[Figure record listings]
□ □ □ □ □

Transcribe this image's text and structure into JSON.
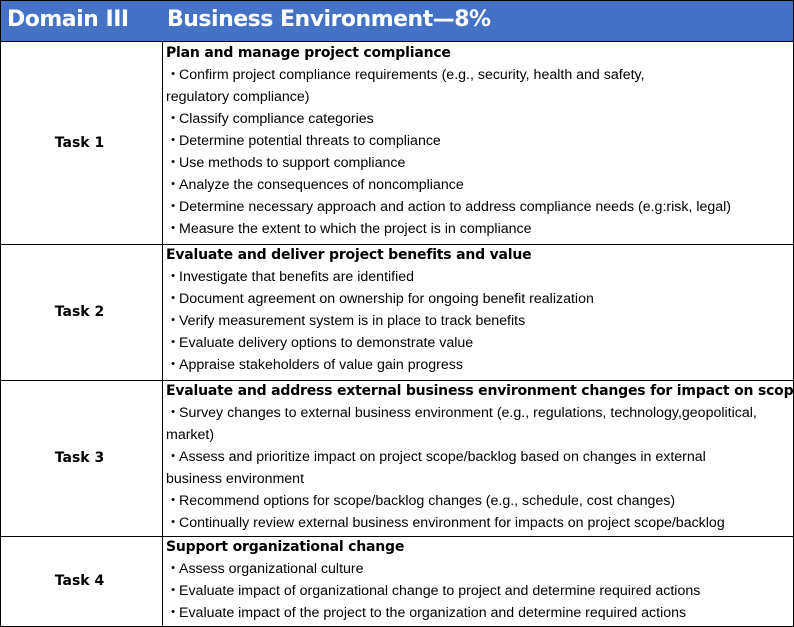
{
  "header": {
    "domain": "Domain III",
    "title": "Business Environment—8%",
    "bg_color": "#4472c4"
  },
  "tasks": [
    {
      "label": "Task 1",
      "title": "Plan and manage project compliance",
      "lines": [
        {
          "bullet": "・",
          "text": "Confirm project compliance requirements (e.g., security, health and safety,"
        },
        {
          "bullet": "",
          "text": "regulatory compliance)"
        },
        {
          "bullet": "・",
          "text": "Classify compliance categories"
        },
        {
          "bullet": "・",
          "text": "Determine potential threats to compliance"
        },
        {
          "bullet": "・",
          "text": "Use methods to support compliance"
        },
        {
          "bullet": "・",
          "text": "Analyze the consequences of noncompliance"
        },
        {
          "bullet": "・",
          "text": "Determine necessary approach and action to address compliance needs (e.g:risk, legal)"
        },
        {
          "bullet": "・",
          "text": "Measure the extent to which the project is in compliance"
        }
      ]
    },
    {
      "label": "Task 2",
      "title": "Evaluate and deliver project benefits and value",
      "lines": [
        {
          "bullet": "・",
          "text": "Investigate that benefits are identified"
        },
        {
          "bullet": "・",
          "text": "Document agreement on ownership for ongoing benefit realization"
        },
        {
          "bullet": "・",
          "text": "Verify measurement system is in place to track benefits"
        },
        {
          "bullet": "・",
          "text": "Evaluate delivery options to demonstrate value"
        },
        {
          "bullet": "・",
          "text": "Appraise stakeholders of value gain progress"
        }
      ]
    },
    {
      "label": "Task 3",
      "title": "Evaluate and address external business environment changes for impact on scope",
      "lines": [
        {
          "bullet": "・",
          "text": "Survey changes to external business environment (e.g., regulations, technology,geopolitical,"
        },
        {
          "bullet": "",
          "text": "market)"
        },
        {
          "bullet": "・",
          "text": "Assess and prioritize impact on project scope/backlog based on changes in external"
        },
        {
          "bullet": "",
          "text": "business environment"
        },
        {
          "bullet": "・",
          "text": "Recommend options for scope/backlog changes (e.g., schedule, cost changes)"
        },
        {
          "bullet": "・",
          "text": "Continually review external business environment for impacts on project scope/backlog"
        }
      ]
    },
    {
      "label": "Task 4",
      "title": "Support organizational change",
      "lines": [
        {
          "bullet": "・",
          "text": "Assess organizational culture"
        },
        {
          "bullet": "・",
          "text": "Evaluate impact of organizational change to project and determine required actions"
        },
        {
          "bullet": "・",
          "text": "Evaluate impact of the project to the organization and determine required actions"
        }
      ]
    }
  ]
}
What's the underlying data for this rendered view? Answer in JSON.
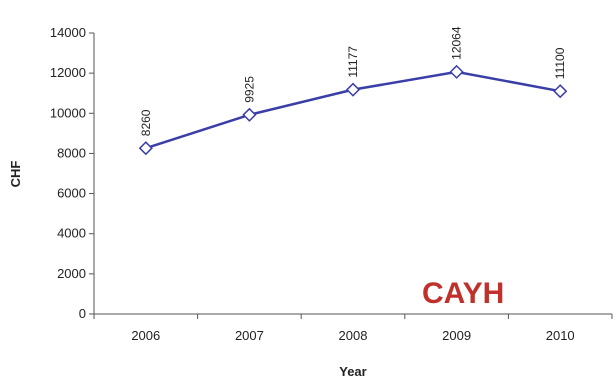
{
  "chart_data": {
    "type": "line",
    "categories": [
      "2006",
      "2007",
      "2008",
      "2009",
      "2010"
    ],
    "series": [
      {
        "values": [
          8260,
          9925,
          11177,
          12064,
          11100
        ],
        "color": "#3a3fa8"
      }
    ],
    "data_labels": [
      "8260",
      "9925",
      "11177",
      "12064",
      "11100"
    ],
    "xlabel": "Year",
    "ylabel": "CHF",
    "ylim": [
      0,
      14000
    ],
    "yticks": [
      "0",
      "2000",
      "4000",
      "6000",
      "8000",
      "10000",
      "12000",
      "14000"
    ],
    "grid": false,
    "legend": "none",
    "marker": "hollow-diamond"
  },
  "annotation": {
    "text": "CAYH",
    "color": "#c0312b"
  }
}
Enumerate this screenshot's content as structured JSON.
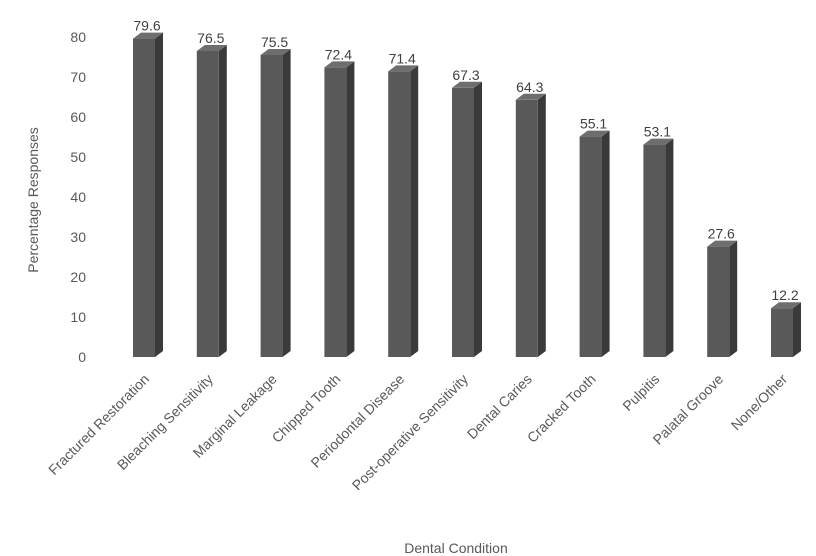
{
  "chart_data": {
    "type": "bar",
    "style": "3d-column",
    "categories": [
      "Fractured Restoration",
      "Bleaching Sensitivity",
      "Marginal Leakage",
      "Chipped Tooth",
      "Periodontal Disease",
      "Post-operative Sensitivity",
      "Dental Caries",
      "Cracked Tooth",
      "Pulpitis",
      "Palatal Groove",
      "None/Other"
    ],
    "values": [
      79.6,
      76.5,
      75.5,
      72.4,
      71.4,
      67.3,
      64.3,
      55.1,
      53.1,
      27.6,
      12.2
    ],
    "data_labels": [
      "79.6",
      "76.5",
      "75.5",
      "72.4",
      "71.4",
      "67.3",
      "64.3",
      "55.1",
      "53.1",
      "27.6",
      "12.2"
    ],
    "title": "",
    "xlabel": "Dental Condition",
    "ylabel": "Percentage Responses",
    "ylim": [
      0,
      80
    ],
    "yticks": [
      0,
      10,
      20,
      30,
      40,
      50,
      60,
      70,
      80
    ],
    "grid": false,
    "legend": "none",
    "colors": {
      "bar_front": "#595959",
      "bar_side": "#3a3a3a",
      "bar_top": "#6e6e6e",
      "text": "#595959"
    }
  }
}
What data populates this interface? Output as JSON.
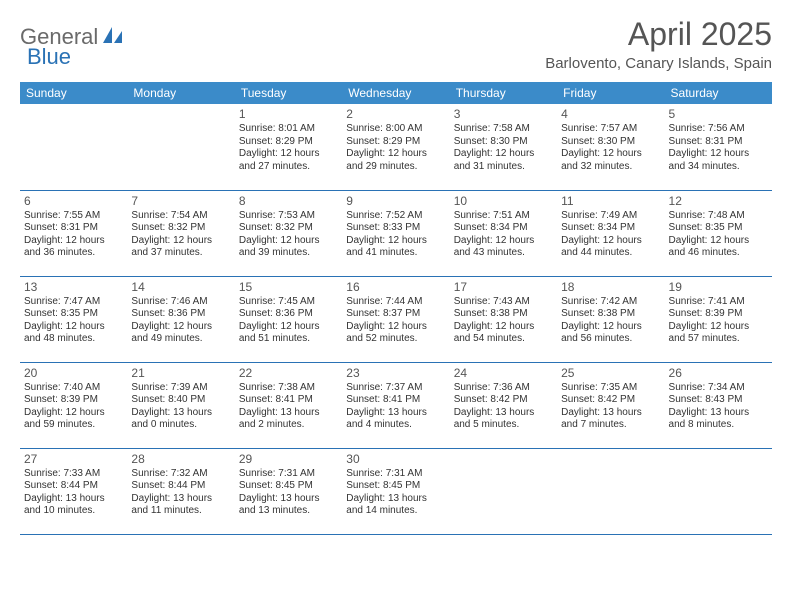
{
  "logo": {
    "part1": "General",
    "part2": "Blue"
  },
  "title": "April 2025",
  "subtitle": "Barlovento, Canary Islands, Spain",
  "colors": {
    "header_bg": "#3b8bc9",
    "header_text": "#ffffff",
    "row_border": "#2a72b5",
    "title_color": "#555555",
    "body_text": "#333333",
    "logo_gray": "#6a6a6a",
    "logo_blue": "#2a72b5",
    "page_bg": "#ffffff"
  },
  "typography": {
    "title_fontsize": 32,
    "subtitle_fontsize": 15,
    "dow_fontsize": 12,
    "daynum_fontsize": 12,
    "body_fontsize": 10
  },
  "day_headers": [
    "Sunday",
    "Monday",
    "Tuesday",
    "Wednesday",
    "Thursday",
    "Friday",
    "Saturday"
  ],
  "weeks": [
    [
      null,
      null,
      {
        "n": "1",
        "sr": "8:01 AM",
        "ss": "8:29 PM",
        "dl": "12 hours and 27 minutes."
      },
      {
        "n": "2",
        "sr": "8:00 AM",
        "ss": "8:29 PM",
        "dl": "12 hours and 29 minutes."
      },
      {
        "n": "3",
        "sr": "7:58 AM",
        "ss": "8:30 PM",
        "dl": "12 hours and 31 minutes."
      },
      {
        "n": "4",
        "sr": "7:57 AM",
        "ss": "8:30 PM",
        "dl": "12 hours and 32 minutes."
      },
      {
        "n": "5",
        "sr": "7:56 AM",
        "ss": "8:31 PM",
        "dl": "12 hours and 34 minutes."
      }
    ],
    [
      {
        "n": "6",
        "sr": "7:55 AM",
        "ss": "8:31 PM",
        "dl": "12 hours and 36 minutes."
      },
      {
        "n": "7",
        "sr": "7:54 AM",
        "ss": "8:32 PM",
        "dl": "12 hours and 37 minutes."
      },
      {
        "n": "8",
        "sr": "7:53 AM",
        "ss": "8:32 PM",
        "dl": "12 hours and 39 minutes."
      },
      {
        "n": "9",
        "sr": "7:52 AM",
        "ss": "8:33 PM",
        "dl": "12 hours and 41 minutes."
      },
      {
        "n": "10",
        "sr": "7:51 AM",
        "ss": "8:34 PM",
        "dl": "12 hours and 43 minutes."
      },
      {
        "n": "11",
        "sr": "7:49 AM",
        "ss": "8:34 PM",
        "dl": "12 hours and 44 minutes."
      },
      {
        "n": "12",
        "sr": "7:48 AM",
        "ss": "8:35 PM",
        "dl": "12 hours and 46 minutes."
      }
    ],
    [
      {
        "n": "13",
        "sr": "7:47 AM",
        "ss": "8:35 PM",
        "dl": "12 hours and 48 minutes."
      },
      {
        "n": "14",
        "sr": "7:46 AM",
        "ss": "8:36 PM",
        "dl": "12 hours and 49 minutes."
      },
      {
        "n": "15",
        "sr": "7:45 AM",
        "ss": "8:36 PM",
        "dl": "12 hours and 51 minutes."
      },
      {
        "n": "16",
        "sr": "7:44 AM",
        "ss": "8:37 PM",
        "dl": "12 hours and 52 minutes."
      },
      {
        "n": "17",
        "sr": "7:43 AM",
        "ss": "8:38 PM",
        "dl": "12 hours and 54 minutes."
      },
      {
        "n": "18",
        "sr": "7:42 AM",
        "ss": "8:38 PM",
        "dl": "12 hours and 56 minutes."
      },
      {
        "n": "19",
        "sr": "7:41 AM",
        "ss": "8:39 PM",
        "dl": "12 hours and 57 minutes."
      }
    ],
    [
      {
        "n": "20",
        "sr": "7:40 AM",
        "ss": "8:39 PM",
        "dl": "12 hours and 59 minutes."
      },
      {
        "n": "21",
        "sr": "7:39 AM",
        "ss": "8:40 PM",
        "dl": "13 hours and 0 minutes."
      },
      {
        "n": "22",
        "sr": "7:38 AM",
        "ss": "8:41 PM",
        "dl": "13 hours and 2 minutes."
      },
      {
        "n": "23",
        "sr": "7:37 AM",
        "ss": "8:41 PM",
        "dl": "13 hours and 4 minutes."
      },
      {
        "n": "24",
        "sr": "7:36 AM",
        "ss": "8:42 PM",
        "dl": "13 hours and 5 minutes."
      },
      {
        "n": "25",
        "sr": "7:35 AM",
        "ss": "8:42 PM",
        "dl": "13 hours and 7 minutes."
      },
      {
        "n": "26",
        "sr": "7:34 AM",
        "ss": "8:43 PM",
        "dl": "13 hours and 8 minutes."
      }
    ],
    [
      {
        "n": "27",
        "sr": "7:33 AM",
        "ss": "8:44 PM",
        "dl": "13 hours and 10 minutes."
      },
      {
        "n": "28",
        "sr": "7:32 AM",
        "ss": "8:44 PM",
        "dl": "13 hours and 11 minutes."
      },
      {
        "n": "29",
        "sr": "7:31 AM",
        "ss": "8:45 PM",
        "dl": "13 hours and 13 minutes."
      },
      {
        "n": "30",
        "sr": "7:31 AM",
        "ss": "8:45 PM",
        "dl": "13 hours and 14 minutes."
      },
      null,
      null,
      null
    ]
  ],
  "labels": {
    "sunrise": "Sunrise:",
    "sunset": "Sunset:",
    "daylight": "Daylight:"
  }
}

□ □ □ □ □

• GIVEN INSTRUCTION: Your answer should be a single number: the count of lines in these records that hold the string "Assess".

• FULL ANSWER: 2